REQUIREMENT: Reproduce every entry exactly and leave its pictures out.

MATERIAL FOR THIS EXERCISE:
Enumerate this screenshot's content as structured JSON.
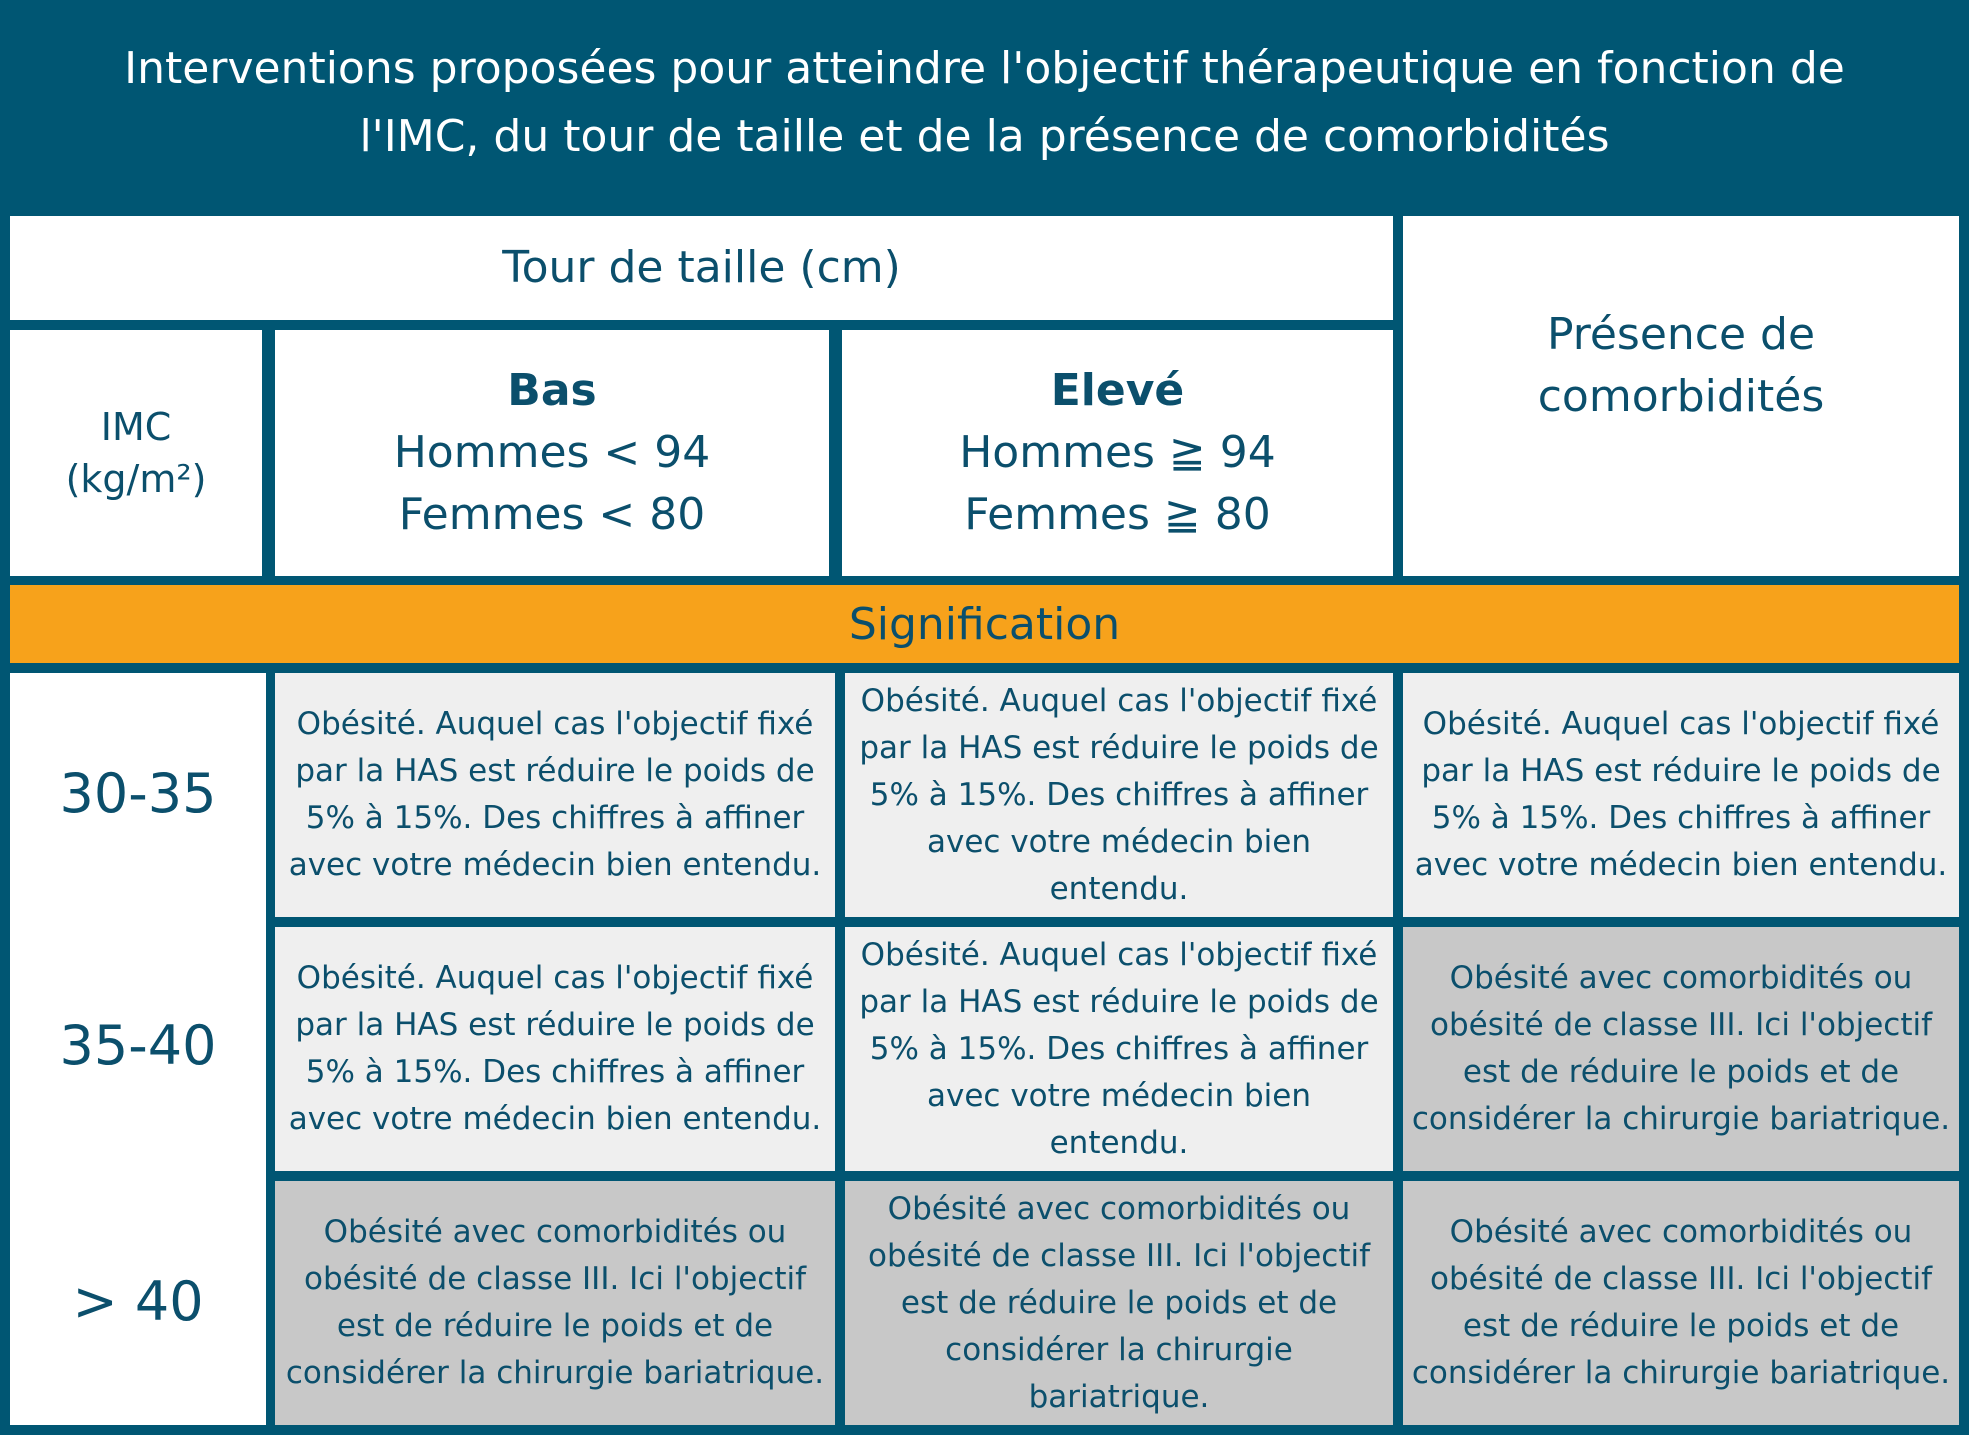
{
  "title": "Interventions proposées pour atteindre l'objectif thérapeutique en fonction de l'IMC, du tour de taille et de la présence de comorbidités",
  "header": {
    "tour_de_taille": "Tour de taille (cm)",
    "imc_line1": "IMC",
    "imc_line2": "(kg/m²)",
    "bas": {
      "title": "Bas",
      "hommes": "Hommes < 94",
      "femmes": "Femmes < 80"
    },
    "eleve": {
      "title": "Elevé",
      "hommes": "Hommes ≧ 94",
      "femmes": "Femmes ≧ 80"
    },
    "comorbidites_line1": "Présence de",
    "comorbidites_line2": "comorbidités"
  },
  "band": "Signification",
  "rows": [
    {
      "label": "30-35",
      "cells": [
        {
          "shade": "light",
          "lines": [
            "Obésité. Auquel cas l'objectif fixé",
            "par la HAS est réduire le poids de",
            "5% à 15%. Des chiffres à affiner",
            "avec votre médecin bien entendu."
          ]
        },
        {
          "shade": "light",
          "lines": [
            "Obésité. Auquel cas l'objectif fixé",
            "par la HAS est réduire le poids de",
            "5% à 15%. Des chiffres à affiner",
            "avec votre médecin bien entendu."
          ]
        },
        {
          "shade": "light",
          "lines": [
            "Obésité. Auquel cas l'objectif fixé",
            "par la HAS est réduire le poids de",
            "5% à 15%. Des chiffres à affiner",
            "avec votre médecin bien entendu."
          ]
        }
      ]
    },
    {
      "label": "35-40",
      "cells": [
        {
          "shade": "light",
          "lines": [
            "Obésité. Auquel cas l'objectif fixé",
            "par la HAS est réduire le poids de",
            "5% à 15%. Des chiffres à affiner",
            "avec votre médecin bien entendu."
          ]
        },
        {
          "shade": "light",
          "lines": [
            "Obésité. Auquel cas l'objectif fixé",
            "par la HAS est réduire le poids de",
            "5% à 15%. Des chiffres à affiner",
            "avec votre médecin bien entendu."
          ]
        },
        {
          "shade": "dark",
          "lines": [
            "Obésité avec comorbidités ou",
            "obésité de classe III. Ici l'objectif",
            "est de réduire le poids et de",
            "considérer la chirurgie bariatrique."
          ]
        }
      ]
    },
    {
      "label": "> 40",
      "cells": [
        {
          "shade": "dark",
          "lines": [
            "Obésité avec comorbidités ou",
            "obésité de classe III. Ici l'objectif",
            "est de réduire le poids et de",
            "considérer la chirurgie bariatrique."
          ]
        },
        {
          "shade": "dark",
          "lines": [
            "Obésité avec comorbidités ou",
            "obésité de classe III. Ici l'objectif",
            "est de réduire le poids et de",
            "considérer la chirurgie bariatrique."
          ]
        },
        {
          "shade": "dark",
          "lines": [
            "Obésité avec comorbidités ou",
            "obésité de classe III. Ici l'objectif",
            "est de réduire le poids et de",
            "considérer la chirurgie bariatrique."
          ]
        }
      ]
    }
  ],
  "colors": {
    "background": "#005673",
    "band": "#f7a21b",
    "light_cell": "#efefef",
    "dark_cell": "#c8c8c8",
    "text": "#0b4f6c"
  }
}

CORRECT OUTPUT:
Enumerate this screenshot's content as structured JSON.
{
  "title": "Interventions proposées pour atteindre l'objectif thérapeutique en fonction de l'IMC, du tour de taille et de la présence de comorbidités",
  "header": {
    "tour_de_taille": "Tour de taille (cm)",
    "imc_line1": "IMC",
    "imc_line2": "(kg/m²)",
    "bas": {
      "title": "Bas",
      "hommes": "Hommes < 94",
      "femmes": "Femmes < 80"
    },
    "eleve": {
      "title": "Elevé",
      "hommes": "Hommes ≧ 94",
      "femmes": "Femmes ≧ 80"
    },
    "comorbidites_line1": "Présence de",
    "comorbidites_line2": "comorbidités"
  },
  "band": "Signification",
  "rows": [
    {
      "label": "30-35",
      "cells": [
        {
          "shade": "light",
          "lines": [
            "Obésité. Auquel cas l'objectif fixé",
            "par la HAS est réduire le poids de",
            "5% à 15%. Des chiffres à affiner",
            "avec votre médecin bien entendu."
          ]
        },
        {
          "shade": "light",
          "lines": [
            "Obésité. Auquel cas l'objectif fixé",
            "par la HAS est réduire le poids de",
            "5% à 15%. Des chiffres à affiner",
            "avec votre médecin bien entendu."
          ]
        },
        {
          "shade": "light",
          "lines": [
            "Obésité. Auquel cas l'objectif fixé",
            "par la HAS est réduire le poids de",
            "5% à 15%. Des chiffres à affiner",
            "avec votre médecin bien entendu."
          ]
        }
      ]
    },
    {
      "label": "35-40",
      "cells": [
        {
          "shade": "light",
          "lines": [
            "Obésité. Auquel cas l'objectif fixé",
            "par la HAS est réduire le poids de",
            "5% à 15%. Des chiffres à affiner",
            "avec votre médecin bien entendu."
          ]
        },
        {
          "shade": "light",
          "lines": [
            "Obésité. Auquel cas l'objectif fixé",
            "par la HAS est réduire le poids de",
            "5% à 15%. Des chiffres à affiner",
            "avec votre médecin bien entendu."
          ]
        },
        {
          "shade": "dark",
          "lines": [
            "Obésité avec comorbidités ou",
            "obésité de classe III. Ici l'objectif",
            "est de réduire le poids et de",
            "considérer la chirurgie bariatrique."
          ]
        }
      ]
    },
    {
      "label": "> 40",
      "cells": [
        {
          "shade": "dark",
          "lines": [
            "Obésité avec comorbidités ou",
            "obésité de classe III. Ici l'objectif",
            "est de réduire le poids et de",
            "considérer la chirurgie bariatrique."
          ]
        },
        {
          "shade": "dark",
          "lines": [
            "Obésité avec comorbidités ou",
            "obésité de classe III. Ici l'objectif",
            "est de réduire le poids et de",
            "considérer la chirurgie bariatrique."
          ]
        },
        {
          "shade": "dark",
          "lines": [
            "Obésité avec comorbidités ou",
            "obésité de classe III. Ici l'objectif",
            "est de réduire le poids et de",
            "considérer la chirurgie bariatrique."
          ]
        }
      ]
    }
  ],
  "colors": {
    "background": "#005673",
    "band": "#f7a21b",
    "light_cell": "#efefef",
    "dark_cell": "#c8c8c8",
    "text": "#0b4f6c"
  }
}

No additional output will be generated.